**Problem to work on**.
Copy out all the records, word for word.

(Data extracted from a collection)
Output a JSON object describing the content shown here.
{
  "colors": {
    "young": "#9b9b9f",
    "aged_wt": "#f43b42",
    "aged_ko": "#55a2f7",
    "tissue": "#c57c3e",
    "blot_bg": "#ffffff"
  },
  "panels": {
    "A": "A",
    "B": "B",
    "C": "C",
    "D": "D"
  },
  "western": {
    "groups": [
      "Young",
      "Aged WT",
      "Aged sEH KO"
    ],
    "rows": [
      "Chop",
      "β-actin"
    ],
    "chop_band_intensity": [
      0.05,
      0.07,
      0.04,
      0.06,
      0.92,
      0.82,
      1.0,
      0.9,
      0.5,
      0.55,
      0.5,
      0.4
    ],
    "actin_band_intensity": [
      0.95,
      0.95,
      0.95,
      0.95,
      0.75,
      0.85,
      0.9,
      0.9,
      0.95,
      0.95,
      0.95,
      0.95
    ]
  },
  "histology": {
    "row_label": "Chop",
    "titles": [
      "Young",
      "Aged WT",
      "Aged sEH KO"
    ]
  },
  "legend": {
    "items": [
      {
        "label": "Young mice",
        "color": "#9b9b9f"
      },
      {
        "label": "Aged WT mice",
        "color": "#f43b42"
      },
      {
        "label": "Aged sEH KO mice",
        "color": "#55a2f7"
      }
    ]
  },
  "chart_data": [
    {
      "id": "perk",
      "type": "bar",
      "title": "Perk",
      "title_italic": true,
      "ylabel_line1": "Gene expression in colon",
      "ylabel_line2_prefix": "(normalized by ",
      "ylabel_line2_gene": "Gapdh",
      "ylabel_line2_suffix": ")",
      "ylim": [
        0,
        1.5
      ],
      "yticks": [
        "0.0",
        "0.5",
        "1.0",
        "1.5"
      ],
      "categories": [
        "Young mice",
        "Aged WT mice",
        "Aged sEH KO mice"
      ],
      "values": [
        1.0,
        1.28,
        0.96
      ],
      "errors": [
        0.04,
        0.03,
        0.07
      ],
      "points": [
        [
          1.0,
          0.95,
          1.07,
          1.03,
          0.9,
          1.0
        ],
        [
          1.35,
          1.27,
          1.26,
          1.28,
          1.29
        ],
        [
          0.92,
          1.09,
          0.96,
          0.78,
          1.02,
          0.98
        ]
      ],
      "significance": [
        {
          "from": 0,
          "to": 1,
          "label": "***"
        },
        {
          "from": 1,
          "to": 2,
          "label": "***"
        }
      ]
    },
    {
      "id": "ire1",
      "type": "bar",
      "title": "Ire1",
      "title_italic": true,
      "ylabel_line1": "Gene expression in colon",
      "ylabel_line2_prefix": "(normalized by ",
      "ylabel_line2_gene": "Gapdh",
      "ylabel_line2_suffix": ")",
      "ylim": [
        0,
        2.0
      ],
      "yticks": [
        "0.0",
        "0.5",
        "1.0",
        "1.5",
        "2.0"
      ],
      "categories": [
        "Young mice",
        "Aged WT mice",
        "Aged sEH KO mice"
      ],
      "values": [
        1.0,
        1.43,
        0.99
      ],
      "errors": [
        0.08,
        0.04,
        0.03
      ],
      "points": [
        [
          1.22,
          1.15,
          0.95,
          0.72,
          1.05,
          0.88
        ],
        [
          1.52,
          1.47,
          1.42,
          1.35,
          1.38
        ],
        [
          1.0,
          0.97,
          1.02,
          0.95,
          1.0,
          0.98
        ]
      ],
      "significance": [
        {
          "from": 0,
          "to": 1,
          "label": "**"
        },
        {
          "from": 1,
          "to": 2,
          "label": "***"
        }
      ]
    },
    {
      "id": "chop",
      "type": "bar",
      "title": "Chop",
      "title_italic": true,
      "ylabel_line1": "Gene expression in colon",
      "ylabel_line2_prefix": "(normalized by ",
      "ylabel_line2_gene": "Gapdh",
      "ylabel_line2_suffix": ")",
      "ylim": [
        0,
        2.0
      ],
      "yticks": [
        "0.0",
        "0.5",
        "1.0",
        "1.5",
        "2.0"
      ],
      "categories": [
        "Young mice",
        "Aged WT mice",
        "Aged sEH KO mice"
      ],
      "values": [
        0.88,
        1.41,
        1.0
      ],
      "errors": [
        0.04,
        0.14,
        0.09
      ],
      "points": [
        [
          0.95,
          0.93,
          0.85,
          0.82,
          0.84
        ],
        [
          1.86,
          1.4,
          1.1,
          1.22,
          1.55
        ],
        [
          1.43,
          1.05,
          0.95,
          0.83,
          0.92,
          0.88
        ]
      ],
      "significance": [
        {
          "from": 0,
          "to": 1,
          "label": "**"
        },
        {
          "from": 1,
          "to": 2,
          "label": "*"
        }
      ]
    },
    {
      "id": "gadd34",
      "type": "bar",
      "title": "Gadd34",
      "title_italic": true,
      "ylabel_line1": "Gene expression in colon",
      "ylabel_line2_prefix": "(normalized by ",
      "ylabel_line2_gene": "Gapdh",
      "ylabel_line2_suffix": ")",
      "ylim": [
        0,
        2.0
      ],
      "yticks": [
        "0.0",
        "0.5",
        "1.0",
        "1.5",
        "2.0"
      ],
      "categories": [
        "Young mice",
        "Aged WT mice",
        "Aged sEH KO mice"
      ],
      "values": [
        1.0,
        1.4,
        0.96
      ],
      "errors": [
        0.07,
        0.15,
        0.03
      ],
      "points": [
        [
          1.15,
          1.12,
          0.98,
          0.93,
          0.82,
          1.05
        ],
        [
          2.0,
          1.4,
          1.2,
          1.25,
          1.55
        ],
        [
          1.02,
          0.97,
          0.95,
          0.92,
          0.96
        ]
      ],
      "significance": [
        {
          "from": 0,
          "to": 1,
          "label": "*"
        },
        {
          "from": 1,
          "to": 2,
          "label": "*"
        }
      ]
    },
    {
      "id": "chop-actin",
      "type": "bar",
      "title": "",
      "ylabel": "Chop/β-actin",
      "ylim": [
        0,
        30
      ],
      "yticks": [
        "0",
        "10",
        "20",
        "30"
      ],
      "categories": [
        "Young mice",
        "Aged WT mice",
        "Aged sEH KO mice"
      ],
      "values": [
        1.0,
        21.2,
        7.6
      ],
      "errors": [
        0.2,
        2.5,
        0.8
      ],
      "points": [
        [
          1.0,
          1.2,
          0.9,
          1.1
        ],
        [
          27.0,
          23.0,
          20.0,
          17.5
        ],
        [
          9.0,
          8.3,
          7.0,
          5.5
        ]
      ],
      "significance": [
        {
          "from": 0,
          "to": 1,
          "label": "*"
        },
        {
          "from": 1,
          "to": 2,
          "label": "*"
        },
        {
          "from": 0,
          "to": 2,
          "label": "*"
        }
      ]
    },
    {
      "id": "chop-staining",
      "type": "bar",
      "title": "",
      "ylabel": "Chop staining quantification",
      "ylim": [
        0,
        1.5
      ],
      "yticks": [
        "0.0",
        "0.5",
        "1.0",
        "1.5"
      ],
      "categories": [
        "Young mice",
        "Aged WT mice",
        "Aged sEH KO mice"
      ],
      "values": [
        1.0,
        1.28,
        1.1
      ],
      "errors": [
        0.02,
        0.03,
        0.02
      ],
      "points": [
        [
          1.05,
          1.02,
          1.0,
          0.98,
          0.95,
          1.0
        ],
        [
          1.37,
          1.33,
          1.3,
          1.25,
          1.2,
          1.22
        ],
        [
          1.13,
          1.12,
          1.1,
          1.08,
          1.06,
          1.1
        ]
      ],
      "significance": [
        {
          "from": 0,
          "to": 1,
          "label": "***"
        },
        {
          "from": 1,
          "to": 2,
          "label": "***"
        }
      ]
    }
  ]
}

**Exercise answer**.
Output a JSON object describing the content shown here.
{
  "colors": {
    "young": "#9b9b9f",
    "aged_wt": "#f43b42",
    "aged_ko": "#55a2f7",
    "tissue": "#c57c3e",
    "blot_bg": "#ffffff"
  },
  "panels": {
    "A": "A",
    "B": "B",
    "C": "C",
    "D": "D"
  },
  "western": {
    "groups": [
      "Young",
      "Aged WT",
      "Aged sEH KO"
    ],
    "rows": [
      "Chop",
      "β-actin"
    ],
    "chop_band_intensity": [
      0.05,
      0.07,
      0.04,
      0.06,
      0.92,
      0.82,
      1.0,
      0.9,
      0.5,
      0.55,
      0.5,
      0.4
    ],
    "actin_band_intensity": [
      0.95,
      0.95,
      0.95,
      0.95,
      0.75,
      0.85,
      0.9,
      0.9,
      0.95,
      0.95,
      0.95,
      0.95
    ]
  },
  "histology": {
    "row_label": "Chop",
    "titles": [
      "Young",
      "Aged WT",
      "Aged sEH KO"
    ]
  },
  "legend": {
    "items": [
      {
        "label": "Young mice",
        "color": "#9b9b9f"
      },
      {
        "label": "Aged WT mice",
        "color": "#f43b42"
      },
      {
        "label": "Aged sEH KO mice",
        "color": "#55a2f7"
      }
    ]
  },
  "chart_data": [
    {
      "id": "perk",
      "type": "bar",
      "title": "Perk",
      "title_italic": true,
      "ylabel_line1": "Gene expression in colon",
      "ylabel_line2_prefix": "(normalized by ",
      "ylabel_line2_gene": "Gapdh",
      "ylabel_line2_suffix": ")",
      "ylim": [
        0,
        1.5
      ],
      "yticks": [
        "0.0",
        "0.5",
        "1.0",
        "1.5"
      ],
      "categories": [
        "Young mice",
        "Aged WT mice",
        "Aged sEH KO mice"
      ],
      "values": [
        1.0,
        1.28,
        0.96
      ],
      "errors": [
        0.04,
        0.03,
        0.07
      ],
      "points": [
        [
          1.0,
          0.95,
          1.07,
          1.03,
          0.9,
          1.0
        ],
        [
          1.35,
          1.27,
          1.26,
          1.28,
          1.29
        ],
        [
          0.92,
          1.09,
          0.96,
          0.78,
          1.02,
          0.98
        ]
      ],
      "significance": [
        {
          "from": 0,
          "to": 1,
          "label": "***"
        },
        {
          "from": 1,
          "to": 2,
          "label": "***"
        }
      ]
    },
    {
      "id": "ire1",
      "type": "bar",
      "title": "Ire1",
      "title_italic": true,
      "ylabel_line1": "Gene expression in colon",
      "ylabel_line2_prefix": "(normalized by ",
      "ylabel_line2_gene": "Gapdh",
      "ylabel_line2_suffix": ")",
      "ylim": [
        0,
        2.0
      ],
      "yticks": [
        "0.0",
        "0.5",
        "1.0",
        "1.5",
        "2.0"
      ],
      "categories": [
        "Young mice",
        "Aged WT mice",
        "Aged sEH KO mice"
      ],
      "values": [
        1.0,
        1.43,
        0.99
      ],
      "errors": [
        0.08,
        0.04,
        0.03
      ],
      "points": [
        [
          1.22,
          1.15,
          0.95,
          0.72,
          1.05,
          0.88
        ],
        [
          1.52,
          1.47,
          1.42,
          1.35,
          1.38
        ],
        [
          1.0,
          0.97,
          1.02,
          0.95,
          1.0,
          0.98
        ]
      ],
      "significance": [
        {
          "from": 0,
          "to": 1,
          "label": "**"
        },
        {
          "from": 1,
          "to": 2,
          "label": "***"
        }
      ]
    },
    {
      "id": "chop",
      "type": "bar",
      "title": "Chop",
      "title_italic": true,
      "ylabel_line1": "Gene expression in colon",
      "ylabel_line2_prefix": "(normalized by ",
      "ylabel_line2_gene": "Gapdh",
      "ylabel_line2_suffix": ")",
      "ylim": [
        0,
        2.0
      ],
      "yticks": [
        "0.0",
        "0.5",
        "1.0",
        "1.5",
        "2.0"
      ],
      "categories": [
        "Young mice",
        "Aged WT mice",
        "Aged sEH KO mice"
      ],
      "values": [
        0.88,
        1.41,
        1.0
      ],
      "errors": [
        0.04,
        0.14,
        0.09
      ],
      "points": [
        [
          0.95,
          0.93,
          0.85,
          0.82,
          0.84
        ],
        [
          1.86,
          1.4,
          1.1,
          1.22,
          1.55
        ],
        [
          1.43,
          1.05,
          0.95,
          0.83,
          0.92,
          0.88
        ]
      ],
      "significance": [
        {
          "from": 0,
          "to": 1,
          "label": "**"
        },
        {
          "from": 1,
          "to": 2,
          "label": "*"
        }
      ]
    },
    {
      "id": "gadd34",
      "type": "bar",
      "title": "Gadd34",
      "title_italic": true,
      "ylabel_line1": "Gene expression in colon",
      "ylabel_line2_prefix": "(normalized by ",
      "ylabel_line2_gene": "Gapdh",
      "ylabel_line2_suffix": ")",
      "ylim": [
        0,
        2.0
      ],
      "yticks": [
        "0.0",
        "0.5",
        "1.0",
        "1.5",
        "2.0"
      ],
      "categories": [
        "Young mice",
        "Aged WT mice",
        "Aged sEH KO mice"
      ],
      "values": [
        1.0,
        1.4,
        0.96
      ],
      "errors": [
        0.07,
        0.15,
        0.03
      ],
      "points": [
        [
          1.15,
          1.12,
          0.98,
          0.93,
          0.82,
          1.05
        ],
        [
          2.0,
          1.4,
          1.2,
          1.25,
          1.55
        ],
        [
          1.02,
          0.97,
          0.95,
          0.92,
          0.96
        ]
      ],
      "significance": [
        {
          "from": 0,
          "to": 1,
          "label": "*"
        },
        {
          "from": 1,
          "to": 2,
          "label": "*"
        }
      ]
    },
    {
      "id": "chop-actin",
      "type": "bar",
      "title": "",
      "ylabel": "Chop/β-actin",
      "ylim": [
        0,
        30
      ],
      "yticks": [
        "0",
        "10",
        "20",
        "30"
      ],
      "categories": [
        "Young mice",
        "Aged WT mice",
        "Aged sEH KO mice"
      ],
      "values": [
        1.0,
        21.2,
        7.6
      ],
      "errors": [
        0.2,
        2.5,
        0.8
      ],
      "points": [
        [
          1.0,
          1.2,
          0.9,
          1.1
        ],
        [
          27.0,
          23.0,
          20.0,
          17.5
        ],
        [
          9.0,
          8.3,
          7.0,
          5.5
        ]
      ],
      "significance": [
        {
          "from": 0,
          "to": 1,
          "label": "*"
        },
        {
          "from": 1,
          "to": 2,
          "label": "*"
        },
        {
          "from": 0,
          "to": 2,
          "label": "*"
        }
      ]
    },
    {
      "id": "chop-staining",
      "type": "bar",
      "title": "",
      "ylabel": "Chop staining quantification",
      "ylim": [
        0,
        1.5
      ],
      "yticks": [
        "0.0",
        "0.5",
        "1.0",
        "1.5"
      ],
      "categories": [
        "Young mice",
        "Aged WT mice",
        "Aged sEH KO mice"
      ],
      "values": [
        1.0,
        1.28,
        1.1
      ],
      "errors": [
        0.02,
        0.03,
        0.02
      ],
      "points": [
        [
          1.05,
          1.02,
          1.0,
          0.98,
          0.95,
          1.0
        ],
        [
          1.37,
          1.33,
          1.3,
          1.25,
          1.2,
          1.22
        ],
        [
          1.13,
          1.12,
          1.1,
          1.08,
          1.06,
          1.1
        ]
      ],
      "significance": [
        {
          "from": 0,
          "to": 1,
          "label": "***"
        },
        {
          "from": 1,
          "to": 2,
          "label": "***"
        }
      ]
    }
  ]
}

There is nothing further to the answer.